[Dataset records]
---
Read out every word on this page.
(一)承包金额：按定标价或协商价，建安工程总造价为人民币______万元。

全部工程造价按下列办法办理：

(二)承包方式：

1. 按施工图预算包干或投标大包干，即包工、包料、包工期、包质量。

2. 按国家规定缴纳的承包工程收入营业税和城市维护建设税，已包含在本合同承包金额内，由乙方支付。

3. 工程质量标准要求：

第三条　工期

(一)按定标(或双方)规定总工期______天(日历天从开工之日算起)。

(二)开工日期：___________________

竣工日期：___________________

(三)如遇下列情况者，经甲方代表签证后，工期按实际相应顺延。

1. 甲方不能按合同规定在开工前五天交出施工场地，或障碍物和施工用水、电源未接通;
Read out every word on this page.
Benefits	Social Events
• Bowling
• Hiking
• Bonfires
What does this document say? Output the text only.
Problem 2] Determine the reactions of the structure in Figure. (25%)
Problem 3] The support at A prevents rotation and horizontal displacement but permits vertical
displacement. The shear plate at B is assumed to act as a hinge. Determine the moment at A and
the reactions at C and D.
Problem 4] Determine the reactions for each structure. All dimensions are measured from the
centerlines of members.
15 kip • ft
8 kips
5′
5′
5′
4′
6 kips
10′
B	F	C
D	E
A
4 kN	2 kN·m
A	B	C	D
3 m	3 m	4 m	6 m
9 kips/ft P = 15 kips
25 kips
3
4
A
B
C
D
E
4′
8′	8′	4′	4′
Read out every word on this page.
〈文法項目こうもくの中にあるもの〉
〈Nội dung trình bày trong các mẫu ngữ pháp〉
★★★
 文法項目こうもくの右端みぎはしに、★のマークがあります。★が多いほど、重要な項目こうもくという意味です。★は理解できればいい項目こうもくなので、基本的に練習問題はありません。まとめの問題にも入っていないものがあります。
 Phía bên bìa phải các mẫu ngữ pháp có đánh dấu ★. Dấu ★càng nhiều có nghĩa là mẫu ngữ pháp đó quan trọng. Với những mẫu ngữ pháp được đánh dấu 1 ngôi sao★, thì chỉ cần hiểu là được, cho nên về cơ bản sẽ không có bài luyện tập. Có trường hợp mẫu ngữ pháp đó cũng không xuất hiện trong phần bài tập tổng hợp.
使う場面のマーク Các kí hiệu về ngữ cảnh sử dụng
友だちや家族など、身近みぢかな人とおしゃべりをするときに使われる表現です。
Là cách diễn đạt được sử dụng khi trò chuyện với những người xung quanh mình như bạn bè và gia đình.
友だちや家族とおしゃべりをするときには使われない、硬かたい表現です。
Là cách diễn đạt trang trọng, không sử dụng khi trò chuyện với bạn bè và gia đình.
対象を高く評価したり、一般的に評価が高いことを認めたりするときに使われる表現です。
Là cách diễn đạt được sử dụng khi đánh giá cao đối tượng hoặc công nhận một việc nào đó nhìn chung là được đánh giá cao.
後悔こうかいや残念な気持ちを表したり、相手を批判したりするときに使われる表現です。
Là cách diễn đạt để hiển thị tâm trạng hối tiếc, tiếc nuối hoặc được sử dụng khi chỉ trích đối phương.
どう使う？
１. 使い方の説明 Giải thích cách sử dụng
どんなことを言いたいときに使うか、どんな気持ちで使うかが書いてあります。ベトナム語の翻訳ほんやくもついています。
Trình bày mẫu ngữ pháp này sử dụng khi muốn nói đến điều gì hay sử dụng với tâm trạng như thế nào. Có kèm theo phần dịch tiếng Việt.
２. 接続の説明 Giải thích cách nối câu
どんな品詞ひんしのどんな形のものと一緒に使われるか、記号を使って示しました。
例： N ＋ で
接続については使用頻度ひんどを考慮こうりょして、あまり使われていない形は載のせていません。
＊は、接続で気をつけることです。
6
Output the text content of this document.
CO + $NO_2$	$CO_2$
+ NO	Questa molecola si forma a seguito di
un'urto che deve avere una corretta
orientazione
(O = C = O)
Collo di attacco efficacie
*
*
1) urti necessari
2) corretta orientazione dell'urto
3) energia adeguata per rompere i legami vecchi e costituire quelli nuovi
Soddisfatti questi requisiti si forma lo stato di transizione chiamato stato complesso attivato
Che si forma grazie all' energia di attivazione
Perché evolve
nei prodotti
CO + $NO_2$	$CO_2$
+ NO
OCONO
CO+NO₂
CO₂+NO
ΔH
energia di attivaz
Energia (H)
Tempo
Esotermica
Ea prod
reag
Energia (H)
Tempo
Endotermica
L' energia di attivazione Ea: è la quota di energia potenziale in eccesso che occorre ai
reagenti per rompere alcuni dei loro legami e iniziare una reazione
---
→ **Objective**: Tally the lines in the records above that contain the word "hoặc", and give only that number.

→ **Result of this exercise**: 2